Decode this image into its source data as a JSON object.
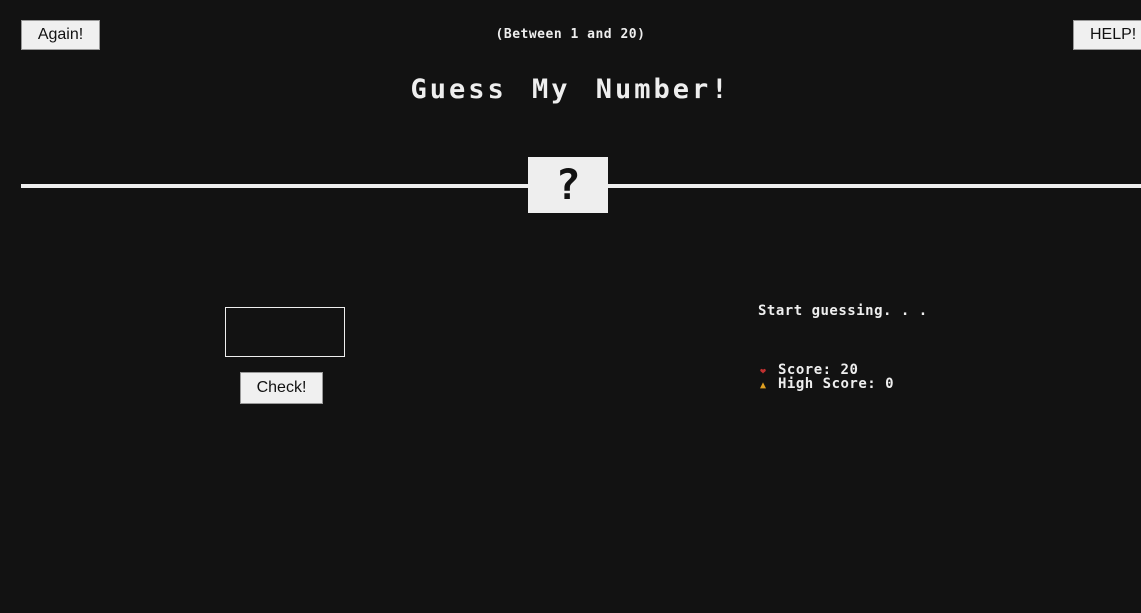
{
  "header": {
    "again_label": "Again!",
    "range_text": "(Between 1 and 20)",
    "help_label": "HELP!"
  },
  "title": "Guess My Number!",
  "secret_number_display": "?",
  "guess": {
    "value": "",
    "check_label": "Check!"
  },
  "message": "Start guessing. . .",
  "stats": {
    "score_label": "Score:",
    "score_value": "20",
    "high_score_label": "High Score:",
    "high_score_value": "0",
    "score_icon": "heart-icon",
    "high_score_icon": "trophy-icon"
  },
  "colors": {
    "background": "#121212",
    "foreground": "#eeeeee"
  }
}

**WHAT NEEDS TO BE DONE:**
Go through the entries above and pull out each line with "icon" in it.

**WRITTEN SOLUTION:**
    "score_icon": "heart-icon",
    "high_score_icon": "trophy-icon"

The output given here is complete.